[Excerpt from a dataset]
# # # # #
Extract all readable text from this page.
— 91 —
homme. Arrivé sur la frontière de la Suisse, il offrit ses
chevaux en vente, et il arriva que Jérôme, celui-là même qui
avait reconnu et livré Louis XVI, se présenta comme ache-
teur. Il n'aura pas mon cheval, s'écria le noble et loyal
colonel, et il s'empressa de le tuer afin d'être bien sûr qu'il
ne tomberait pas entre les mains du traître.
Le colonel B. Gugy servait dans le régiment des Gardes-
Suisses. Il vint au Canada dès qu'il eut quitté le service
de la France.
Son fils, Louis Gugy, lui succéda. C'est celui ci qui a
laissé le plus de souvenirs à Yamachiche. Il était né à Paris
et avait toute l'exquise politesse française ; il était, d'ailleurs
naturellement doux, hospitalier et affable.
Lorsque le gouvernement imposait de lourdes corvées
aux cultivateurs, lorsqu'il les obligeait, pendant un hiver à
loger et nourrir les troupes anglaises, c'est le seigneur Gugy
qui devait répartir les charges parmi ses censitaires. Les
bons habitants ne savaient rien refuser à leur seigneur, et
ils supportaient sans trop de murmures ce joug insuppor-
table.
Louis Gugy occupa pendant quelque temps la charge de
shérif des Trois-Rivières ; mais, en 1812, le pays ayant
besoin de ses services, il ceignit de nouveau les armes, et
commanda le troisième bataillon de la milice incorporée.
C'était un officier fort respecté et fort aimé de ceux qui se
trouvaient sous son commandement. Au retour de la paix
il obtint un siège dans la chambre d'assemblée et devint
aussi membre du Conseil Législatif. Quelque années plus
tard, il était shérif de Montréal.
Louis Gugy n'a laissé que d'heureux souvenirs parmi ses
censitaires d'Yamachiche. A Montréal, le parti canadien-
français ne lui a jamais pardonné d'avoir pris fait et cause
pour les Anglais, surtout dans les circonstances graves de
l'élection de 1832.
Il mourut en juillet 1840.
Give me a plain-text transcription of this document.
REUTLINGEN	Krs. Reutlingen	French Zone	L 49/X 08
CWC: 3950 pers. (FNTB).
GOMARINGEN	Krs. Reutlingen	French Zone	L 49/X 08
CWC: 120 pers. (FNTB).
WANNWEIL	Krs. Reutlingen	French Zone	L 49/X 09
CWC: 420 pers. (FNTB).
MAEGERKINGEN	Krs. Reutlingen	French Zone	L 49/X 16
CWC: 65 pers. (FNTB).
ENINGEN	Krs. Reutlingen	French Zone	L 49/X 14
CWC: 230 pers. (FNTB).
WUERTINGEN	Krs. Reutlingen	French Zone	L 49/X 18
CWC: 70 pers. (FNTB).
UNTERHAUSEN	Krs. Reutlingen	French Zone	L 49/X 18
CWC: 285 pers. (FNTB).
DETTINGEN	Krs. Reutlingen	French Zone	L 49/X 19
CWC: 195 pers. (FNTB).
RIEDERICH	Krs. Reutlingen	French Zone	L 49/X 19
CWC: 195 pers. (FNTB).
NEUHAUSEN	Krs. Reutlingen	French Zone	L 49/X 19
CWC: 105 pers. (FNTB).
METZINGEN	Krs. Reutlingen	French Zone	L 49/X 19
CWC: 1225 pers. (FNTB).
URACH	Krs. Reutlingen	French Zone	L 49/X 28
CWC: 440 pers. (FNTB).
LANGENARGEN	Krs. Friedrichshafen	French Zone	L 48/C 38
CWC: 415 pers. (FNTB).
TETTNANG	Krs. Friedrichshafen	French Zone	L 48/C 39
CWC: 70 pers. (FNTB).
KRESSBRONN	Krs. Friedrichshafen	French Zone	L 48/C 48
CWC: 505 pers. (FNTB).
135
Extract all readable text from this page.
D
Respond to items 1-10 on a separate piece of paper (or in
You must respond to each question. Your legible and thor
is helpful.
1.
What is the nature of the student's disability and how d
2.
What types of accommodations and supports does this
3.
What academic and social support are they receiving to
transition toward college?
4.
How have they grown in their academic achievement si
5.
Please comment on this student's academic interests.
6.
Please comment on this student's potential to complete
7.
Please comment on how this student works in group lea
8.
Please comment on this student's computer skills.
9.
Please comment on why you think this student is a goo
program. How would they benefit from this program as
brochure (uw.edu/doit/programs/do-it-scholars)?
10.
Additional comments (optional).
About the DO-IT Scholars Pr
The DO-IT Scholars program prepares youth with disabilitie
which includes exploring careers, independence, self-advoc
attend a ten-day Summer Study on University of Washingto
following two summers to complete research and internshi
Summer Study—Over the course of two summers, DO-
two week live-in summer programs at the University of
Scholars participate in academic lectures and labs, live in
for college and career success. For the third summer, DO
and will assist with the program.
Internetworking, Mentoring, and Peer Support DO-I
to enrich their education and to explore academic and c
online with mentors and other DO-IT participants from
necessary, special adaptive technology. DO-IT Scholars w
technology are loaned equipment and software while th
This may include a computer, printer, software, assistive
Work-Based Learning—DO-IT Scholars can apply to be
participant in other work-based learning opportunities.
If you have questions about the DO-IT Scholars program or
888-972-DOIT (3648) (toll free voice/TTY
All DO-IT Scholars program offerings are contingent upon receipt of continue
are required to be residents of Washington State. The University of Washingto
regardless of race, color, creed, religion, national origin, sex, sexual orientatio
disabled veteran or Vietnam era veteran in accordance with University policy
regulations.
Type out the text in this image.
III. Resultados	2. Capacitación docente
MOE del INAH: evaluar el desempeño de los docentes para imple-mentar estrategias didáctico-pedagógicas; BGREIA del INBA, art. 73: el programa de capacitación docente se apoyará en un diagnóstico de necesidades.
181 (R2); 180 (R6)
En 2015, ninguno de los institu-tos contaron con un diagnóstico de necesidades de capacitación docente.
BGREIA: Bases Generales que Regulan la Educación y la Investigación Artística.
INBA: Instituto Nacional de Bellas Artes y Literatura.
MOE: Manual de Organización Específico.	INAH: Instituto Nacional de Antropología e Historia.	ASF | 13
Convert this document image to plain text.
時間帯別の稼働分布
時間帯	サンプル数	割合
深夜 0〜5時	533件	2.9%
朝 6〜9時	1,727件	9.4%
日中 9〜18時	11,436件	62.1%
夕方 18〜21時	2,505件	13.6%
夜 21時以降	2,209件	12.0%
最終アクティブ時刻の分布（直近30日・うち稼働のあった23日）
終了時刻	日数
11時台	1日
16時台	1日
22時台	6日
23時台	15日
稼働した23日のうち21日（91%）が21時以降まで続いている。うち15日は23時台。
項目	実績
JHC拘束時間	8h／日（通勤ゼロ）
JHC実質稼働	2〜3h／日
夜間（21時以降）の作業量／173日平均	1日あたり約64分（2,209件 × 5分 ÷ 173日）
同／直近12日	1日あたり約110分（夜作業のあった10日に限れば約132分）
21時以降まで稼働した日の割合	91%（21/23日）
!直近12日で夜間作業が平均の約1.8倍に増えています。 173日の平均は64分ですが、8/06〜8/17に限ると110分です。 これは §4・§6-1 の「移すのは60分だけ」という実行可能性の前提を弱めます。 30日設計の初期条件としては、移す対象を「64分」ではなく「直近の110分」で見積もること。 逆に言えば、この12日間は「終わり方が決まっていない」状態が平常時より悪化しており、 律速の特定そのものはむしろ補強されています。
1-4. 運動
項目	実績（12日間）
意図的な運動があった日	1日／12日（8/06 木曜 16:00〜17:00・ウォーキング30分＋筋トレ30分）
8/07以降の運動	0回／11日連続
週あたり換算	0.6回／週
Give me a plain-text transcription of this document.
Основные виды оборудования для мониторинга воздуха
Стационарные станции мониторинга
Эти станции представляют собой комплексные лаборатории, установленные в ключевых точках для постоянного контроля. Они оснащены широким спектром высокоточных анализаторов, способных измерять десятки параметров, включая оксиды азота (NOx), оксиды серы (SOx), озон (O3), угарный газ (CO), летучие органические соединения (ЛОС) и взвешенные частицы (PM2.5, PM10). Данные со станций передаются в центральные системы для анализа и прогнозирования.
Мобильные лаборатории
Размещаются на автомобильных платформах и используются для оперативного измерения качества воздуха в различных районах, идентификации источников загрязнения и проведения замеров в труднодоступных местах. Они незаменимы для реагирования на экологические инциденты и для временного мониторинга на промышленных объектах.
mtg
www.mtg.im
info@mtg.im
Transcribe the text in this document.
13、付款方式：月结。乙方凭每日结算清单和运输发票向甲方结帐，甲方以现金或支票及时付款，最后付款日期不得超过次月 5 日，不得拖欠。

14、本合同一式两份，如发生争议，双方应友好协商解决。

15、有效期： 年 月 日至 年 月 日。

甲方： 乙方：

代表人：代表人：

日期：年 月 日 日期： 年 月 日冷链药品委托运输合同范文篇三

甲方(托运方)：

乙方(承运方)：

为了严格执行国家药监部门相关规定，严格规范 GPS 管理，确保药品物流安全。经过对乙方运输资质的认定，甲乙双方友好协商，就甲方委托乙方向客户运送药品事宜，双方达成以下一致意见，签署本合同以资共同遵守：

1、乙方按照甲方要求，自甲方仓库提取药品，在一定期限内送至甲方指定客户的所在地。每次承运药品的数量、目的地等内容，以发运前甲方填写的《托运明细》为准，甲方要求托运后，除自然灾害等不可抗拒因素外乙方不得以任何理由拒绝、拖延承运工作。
# # # # #
Instructions to follow
Scan the data above and copy every line with "Louis" in it.

Written reply
avait reconnu et livré Louis XVI, se présenta comme ache-
Son fils, Louis Gugy, lui succéda. C'est celui ci qui a
Louis Gugy occupa pendant quelque temps la charge de
Louis Gugy n'a laissé que d'heureux souvenirs parmi ses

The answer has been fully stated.